[Jobs]
• 1. From the Gaussian elimination pseudocode, echo the passage starting at "STEP 1: For" and ending at "9: OUTPUT(A); STOP.".
• 2. In the Gaussian elimination pseudocode, why does STEP 4 add i - 1 to p? Answer in one to three sentences.
• 3. Pick up the Gaussian elimination pseudocode after its last line and continue it.

[Source]
------------------------------------------------------------

Gaussian elimination with partial pivoting

function A = GEpp(A)

INPUT: A is an n x m matrix

OUTPUT:  A an n x m upper-triangular matrix, or Inf if the method failed

STEP 1: For i = 1,2,...,n-1 do STEPS 2-6
  STEP 2: Set p = argmax(A(i:n,i))
  STEP 3: If p = 0 then
    DISPLAY('Method failed: matrix is rank deficient')
    OUTPUT(A);
    STOP.
  STEP 4: Set p = p + i - 1  %Adjust p to correspond to the right row of A
  STEP 5: Do Ri <-> Rp on A
  STEP 6: For j = i+1,i+2,...,n do STEP 5
    STEP 7: Do R_j - A(j,i)/A(i,i) R_i --> R_j on A
STEP 8: If A(n,n) = 0
  DISPLAY('Method failed: matrix is rank deficient')
  OUTPUT(A)
STEP 9: OUTPUT(A); STOP.

argmax([1,2])
argmax([2,3,5])
argmax([0,0])

------------------------------------------------------------

[Dataset rows]
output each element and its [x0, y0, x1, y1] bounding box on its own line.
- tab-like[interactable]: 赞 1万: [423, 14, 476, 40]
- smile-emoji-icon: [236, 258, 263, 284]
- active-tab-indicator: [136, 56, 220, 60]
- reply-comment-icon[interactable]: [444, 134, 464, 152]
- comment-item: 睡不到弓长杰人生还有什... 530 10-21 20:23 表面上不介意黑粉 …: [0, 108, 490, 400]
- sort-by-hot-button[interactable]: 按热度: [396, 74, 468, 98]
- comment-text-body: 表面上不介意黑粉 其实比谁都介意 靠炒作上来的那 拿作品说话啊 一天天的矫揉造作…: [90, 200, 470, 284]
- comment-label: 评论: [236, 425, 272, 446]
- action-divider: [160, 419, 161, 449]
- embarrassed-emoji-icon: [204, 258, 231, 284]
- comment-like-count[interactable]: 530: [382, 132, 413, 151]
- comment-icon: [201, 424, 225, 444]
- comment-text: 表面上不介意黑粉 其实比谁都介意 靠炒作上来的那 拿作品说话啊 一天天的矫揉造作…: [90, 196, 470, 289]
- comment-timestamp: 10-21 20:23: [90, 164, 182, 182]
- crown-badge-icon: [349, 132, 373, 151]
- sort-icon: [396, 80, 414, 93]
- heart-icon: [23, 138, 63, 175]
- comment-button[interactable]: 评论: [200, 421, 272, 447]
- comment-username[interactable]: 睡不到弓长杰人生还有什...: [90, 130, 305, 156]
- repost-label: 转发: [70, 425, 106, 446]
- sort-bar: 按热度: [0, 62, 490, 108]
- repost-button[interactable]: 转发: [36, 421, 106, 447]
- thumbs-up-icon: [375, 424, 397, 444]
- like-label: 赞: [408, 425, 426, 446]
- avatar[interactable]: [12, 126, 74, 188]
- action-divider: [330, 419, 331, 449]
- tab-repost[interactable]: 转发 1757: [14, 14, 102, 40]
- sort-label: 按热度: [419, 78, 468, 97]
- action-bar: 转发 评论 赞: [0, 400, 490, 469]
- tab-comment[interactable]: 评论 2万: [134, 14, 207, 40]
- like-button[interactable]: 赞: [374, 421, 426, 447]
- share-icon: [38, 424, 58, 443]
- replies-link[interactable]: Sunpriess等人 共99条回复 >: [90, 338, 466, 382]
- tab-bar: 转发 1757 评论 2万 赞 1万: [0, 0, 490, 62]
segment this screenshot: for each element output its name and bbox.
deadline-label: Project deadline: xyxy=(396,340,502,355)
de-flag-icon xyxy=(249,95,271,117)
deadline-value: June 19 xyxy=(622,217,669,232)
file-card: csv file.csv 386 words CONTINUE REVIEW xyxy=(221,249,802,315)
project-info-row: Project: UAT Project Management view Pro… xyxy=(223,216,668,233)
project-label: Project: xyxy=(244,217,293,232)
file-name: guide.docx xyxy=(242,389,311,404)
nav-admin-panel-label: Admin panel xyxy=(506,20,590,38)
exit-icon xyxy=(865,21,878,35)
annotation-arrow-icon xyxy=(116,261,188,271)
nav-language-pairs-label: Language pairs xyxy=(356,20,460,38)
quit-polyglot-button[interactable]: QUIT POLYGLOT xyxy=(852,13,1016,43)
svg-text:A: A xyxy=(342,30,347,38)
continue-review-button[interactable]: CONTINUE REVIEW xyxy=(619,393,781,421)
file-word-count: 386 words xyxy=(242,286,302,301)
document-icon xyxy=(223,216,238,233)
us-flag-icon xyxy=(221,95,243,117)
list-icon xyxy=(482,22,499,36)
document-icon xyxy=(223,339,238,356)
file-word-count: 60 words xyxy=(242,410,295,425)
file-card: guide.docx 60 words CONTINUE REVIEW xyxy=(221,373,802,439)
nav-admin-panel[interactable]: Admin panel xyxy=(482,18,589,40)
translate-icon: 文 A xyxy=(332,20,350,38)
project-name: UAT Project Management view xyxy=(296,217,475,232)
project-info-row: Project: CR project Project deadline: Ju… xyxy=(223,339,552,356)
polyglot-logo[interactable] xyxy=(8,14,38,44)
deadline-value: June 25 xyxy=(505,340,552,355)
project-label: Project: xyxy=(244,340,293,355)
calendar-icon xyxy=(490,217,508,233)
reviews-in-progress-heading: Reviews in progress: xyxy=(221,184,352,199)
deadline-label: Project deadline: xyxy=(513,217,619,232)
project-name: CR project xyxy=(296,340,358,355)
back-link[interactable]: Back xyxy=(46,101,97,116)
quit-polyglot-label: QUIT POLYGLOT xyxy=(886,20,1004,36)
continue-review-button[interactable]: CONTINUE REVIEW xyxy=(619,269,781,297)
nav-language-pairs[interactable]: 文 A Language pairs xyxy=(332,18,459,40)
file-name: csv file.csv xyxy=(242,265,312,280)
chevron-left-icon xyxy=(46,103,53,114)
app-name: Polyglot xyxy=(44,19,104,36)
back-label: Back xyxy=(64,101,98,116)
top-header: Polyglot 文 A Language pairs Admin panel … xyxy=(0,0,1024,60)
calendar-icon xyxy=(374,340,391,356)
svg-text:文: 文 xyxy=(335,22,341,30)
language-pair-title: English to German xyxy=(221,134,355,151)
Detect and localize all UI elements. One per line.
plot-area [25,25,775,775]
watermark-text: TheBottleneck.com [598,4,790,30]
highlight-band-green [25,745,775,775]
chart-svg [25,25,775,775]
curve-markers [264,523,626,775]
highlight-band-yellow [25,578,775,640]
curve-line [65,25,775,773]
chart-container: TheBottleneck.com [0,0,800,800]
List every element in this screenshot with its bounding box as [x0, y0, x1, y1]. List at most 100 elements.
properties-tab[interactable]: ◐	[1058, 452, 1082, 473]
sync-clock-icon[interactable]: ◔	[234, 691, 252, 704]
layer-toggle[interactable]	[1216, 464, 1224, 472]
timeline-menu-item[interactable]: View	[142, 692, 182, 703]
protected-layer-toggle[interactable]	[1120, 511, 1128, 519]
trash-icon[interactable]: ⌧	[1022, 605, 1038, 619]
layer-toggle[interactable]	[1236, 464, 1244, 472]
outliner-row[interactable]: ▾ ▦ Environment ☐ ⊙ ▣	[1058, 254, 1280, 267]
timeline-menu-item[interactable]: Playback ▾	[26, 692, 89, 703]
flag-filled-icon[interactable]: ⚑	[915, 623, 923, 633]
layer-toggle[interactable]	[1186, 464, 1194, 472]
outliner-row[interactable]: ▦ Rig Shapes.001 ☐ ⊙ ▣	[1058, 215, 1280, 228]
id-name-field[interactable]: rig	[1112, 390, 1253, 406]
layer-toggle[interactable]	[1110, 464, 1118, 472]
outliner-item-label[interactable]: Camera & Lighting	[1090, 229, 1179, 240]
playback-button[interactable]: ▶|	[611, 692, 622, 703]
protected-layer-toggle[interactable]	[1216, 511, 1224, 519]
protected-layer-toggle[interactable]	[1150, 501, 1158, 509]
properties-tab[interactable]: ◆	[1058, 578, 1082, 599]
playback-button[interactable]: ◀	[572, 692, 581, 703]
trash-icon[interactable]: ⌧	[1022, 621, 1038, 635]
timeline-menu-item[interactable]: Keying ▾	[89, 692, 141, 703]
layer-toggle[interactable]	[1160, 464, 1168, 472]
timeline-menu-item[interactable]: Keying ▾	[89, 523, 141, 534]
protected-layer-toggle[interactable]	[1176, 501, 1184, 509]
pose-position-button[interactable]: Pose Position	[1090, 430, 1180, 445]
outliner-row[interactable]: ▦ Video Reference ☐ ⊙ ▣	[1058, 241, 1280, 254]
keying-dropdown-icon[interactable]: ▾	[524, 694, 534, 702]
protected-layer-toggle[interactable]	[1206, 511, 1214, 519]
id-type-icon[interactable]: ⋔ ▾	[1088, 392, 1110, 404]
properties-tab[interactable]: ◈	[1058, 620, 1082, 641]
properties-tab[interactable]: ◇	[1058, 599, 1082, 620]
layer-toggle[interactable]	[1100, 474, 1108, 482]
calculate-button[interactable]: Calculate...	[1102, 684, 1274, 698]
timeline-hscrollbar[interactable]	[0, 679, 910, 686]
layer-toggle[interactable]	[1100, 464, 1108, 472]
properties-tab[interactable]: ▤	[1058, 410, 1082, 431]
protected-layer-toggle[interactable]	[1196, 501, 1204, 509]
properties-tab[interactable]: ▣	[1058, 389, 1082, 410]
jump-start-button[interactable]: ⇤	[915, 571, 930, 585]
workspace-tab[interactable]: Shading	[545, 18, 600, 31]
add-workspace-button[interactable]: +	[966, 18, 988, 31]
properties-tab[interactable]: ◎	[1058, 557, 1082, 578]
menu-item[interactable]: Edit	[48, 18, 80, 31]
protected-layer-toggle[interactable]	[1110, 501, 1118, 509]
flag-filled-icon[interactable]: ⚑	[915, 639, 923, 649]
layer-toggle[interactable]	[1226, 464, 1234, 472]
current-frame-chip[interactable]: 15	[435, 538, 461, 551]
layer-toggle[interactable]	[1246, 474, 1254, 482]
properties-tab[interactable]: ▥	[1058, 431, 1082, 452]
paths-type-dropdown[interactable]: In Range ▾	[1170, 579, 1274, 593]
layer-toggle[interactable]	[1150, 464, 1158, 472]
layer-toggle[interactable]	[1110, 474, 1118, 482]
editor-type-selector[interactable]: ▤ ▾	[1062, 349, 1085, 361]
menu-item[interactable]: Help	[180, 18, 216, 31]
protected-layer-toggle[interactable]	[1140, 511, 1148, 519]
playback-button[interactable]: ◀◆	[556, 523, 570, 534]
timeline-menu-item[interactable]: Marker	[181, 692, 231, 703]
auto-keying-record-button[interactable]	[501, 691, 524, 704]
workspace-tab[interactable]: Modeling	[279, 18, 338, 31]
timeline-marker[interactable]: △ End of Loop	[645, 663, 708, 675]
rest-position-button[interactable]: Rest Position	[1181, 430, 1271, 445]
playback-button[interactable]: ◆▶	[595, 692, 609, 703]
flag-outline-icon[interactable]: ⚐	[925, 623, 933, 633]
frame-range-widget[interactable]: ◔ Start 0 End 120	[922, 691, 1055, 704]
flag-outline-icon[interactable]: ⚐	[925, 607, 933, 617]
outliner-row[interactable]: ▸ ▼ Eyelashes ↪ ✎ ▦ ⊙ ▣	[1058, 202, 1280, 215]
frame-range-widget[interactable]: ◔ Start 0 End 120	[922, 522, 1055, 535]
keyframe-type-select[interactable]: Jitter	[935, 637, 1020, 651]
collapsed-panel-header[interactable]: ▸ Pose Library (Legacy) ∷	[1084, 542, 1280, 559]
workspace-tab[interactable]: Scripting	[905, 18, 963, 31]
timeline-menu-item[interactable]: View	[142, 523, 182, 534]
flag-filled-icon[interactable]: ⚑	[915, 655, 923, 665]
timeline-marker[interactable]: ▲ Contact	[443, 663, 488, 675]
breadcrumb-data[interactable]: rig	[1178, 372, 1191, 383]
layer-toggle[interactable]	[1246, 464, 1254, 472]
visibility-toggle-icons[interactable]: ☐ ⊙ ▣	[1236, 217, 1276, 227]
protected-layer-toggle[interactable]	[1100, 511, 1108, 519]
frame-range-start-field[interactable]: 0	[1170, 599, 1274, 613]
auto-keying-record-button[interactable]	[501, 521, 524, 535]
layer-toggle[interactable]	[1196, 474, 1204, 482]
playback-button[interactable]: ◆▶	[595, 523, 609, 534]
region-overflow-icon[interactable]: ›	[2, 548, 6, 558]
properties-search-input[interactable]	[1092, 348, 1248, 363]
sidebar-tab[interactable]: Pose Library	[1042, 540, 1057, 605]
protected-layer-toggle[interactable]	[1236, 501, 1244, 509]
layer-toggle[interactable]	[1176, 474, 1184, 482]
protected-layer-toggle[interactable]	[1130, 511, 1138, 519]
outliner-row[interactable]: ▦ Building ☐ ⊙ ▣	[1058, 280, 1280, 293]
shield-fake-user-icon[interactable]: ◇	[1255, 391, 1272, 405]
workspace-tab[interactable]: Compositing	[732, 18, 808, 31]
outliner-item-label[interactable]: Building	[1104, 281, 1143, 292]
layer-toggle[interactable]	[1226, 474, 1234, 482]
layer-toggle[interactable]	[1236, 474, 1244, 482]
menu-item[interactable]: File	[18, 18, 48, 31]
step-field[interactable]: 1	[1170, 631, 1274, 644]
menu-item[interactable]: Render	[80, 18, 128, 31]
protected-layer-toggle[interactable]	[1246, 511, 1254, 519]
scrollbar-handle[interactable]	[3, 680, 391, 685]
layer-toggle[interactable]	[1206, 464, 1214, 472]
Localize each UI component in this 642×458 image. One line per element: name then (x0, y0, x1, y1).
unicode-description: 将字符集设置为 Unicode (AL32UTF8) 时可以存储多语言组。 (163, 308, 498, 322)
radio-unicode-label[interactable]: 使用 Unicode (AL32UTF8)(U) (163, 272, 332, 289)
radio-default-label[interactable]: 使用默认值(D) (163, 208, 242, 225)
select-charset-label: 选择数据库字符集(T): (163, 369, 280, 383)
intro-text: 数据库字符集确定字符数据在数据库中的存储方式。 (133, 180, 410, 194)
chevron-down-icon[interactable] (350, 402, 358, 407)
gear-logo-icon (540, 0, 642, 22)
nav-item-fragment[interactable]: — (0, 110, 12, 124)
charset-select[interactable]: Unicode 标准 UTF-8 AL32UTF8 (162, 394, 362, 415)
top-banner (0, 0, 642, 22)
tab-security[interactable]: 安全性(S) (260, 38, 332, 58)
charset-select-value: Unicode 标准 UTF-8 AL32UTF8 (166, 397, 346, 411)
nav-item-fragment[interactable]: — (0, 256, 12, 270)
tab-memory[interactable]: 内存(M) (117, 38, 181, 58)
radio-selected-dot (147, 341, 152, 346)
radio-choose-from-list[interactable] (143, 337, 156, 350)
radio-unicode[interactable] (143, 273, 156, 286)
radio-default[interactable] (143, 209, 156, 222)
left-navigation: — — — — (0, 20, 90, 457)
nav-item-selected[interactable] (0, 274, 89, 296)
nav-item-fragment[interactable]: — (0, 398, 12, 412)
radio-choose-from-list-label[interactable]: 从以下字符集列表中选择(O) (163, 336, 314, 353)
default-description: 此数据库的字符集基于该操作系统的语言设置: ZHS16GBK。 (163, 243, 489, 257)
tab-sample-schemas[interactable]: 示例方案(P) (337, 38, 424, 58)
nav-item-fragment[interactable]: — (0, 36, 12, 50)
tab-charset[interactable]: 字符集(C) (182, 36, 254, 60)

------------------------------------------------------------

[Exercise results]
• 1.
STEP 1: For i = 1,2,...,n-1 do STEPS 2-6
  STEP 2: Set p = argmax(A(i:n,i))
  STEP 3: If p = 0 then
    DISPLAY('Method failed: matrix is rank deficient')
    OUTPUT(A);
    STOP.
  STEP 4: Set p = p + i - 1  %Adjust p to correspond to the right row of A
  STEP 5: Do Ri <-> Rp on A
  STEP 6: For j = i+1,i+2,...,n do STEP 5
    STEP 7: Do R_j - A(j,i)/A(i,i) R_i --> R_j on A
STEP 8: If A(n,n) = 0
  DISPLAY('Method failed: matrix is rank deficient')
  OUTPUT(A)
STEP 9: OUTPUT(A); STOP.

• 2. STEP 2 takes p as the argmax over A(i:n,i), which counts positions only from row i down. Adding i - 1 adjusts p so that it corresponds to the right row of A before rows i and p are swapped in STEP 5.

• 3.
ans =

     2


ans =

     3


ans =

     0

n = 200; A = rand(n); b = rand(n,1);
A(1,:) = A(2,:) + 0.0000000001*A(1,:);
U = GE([A,b]);
%min(abs(diag(U)))  % the smallest value of the diagonal of U
x = Backsub(U);
max(abs(A*x-b))

U = GEpp([A,b]);
%min(abs(diag(U)))  % the smallest value of the diagonal of U
x = Backsub(U);
max(abs(A*x-b))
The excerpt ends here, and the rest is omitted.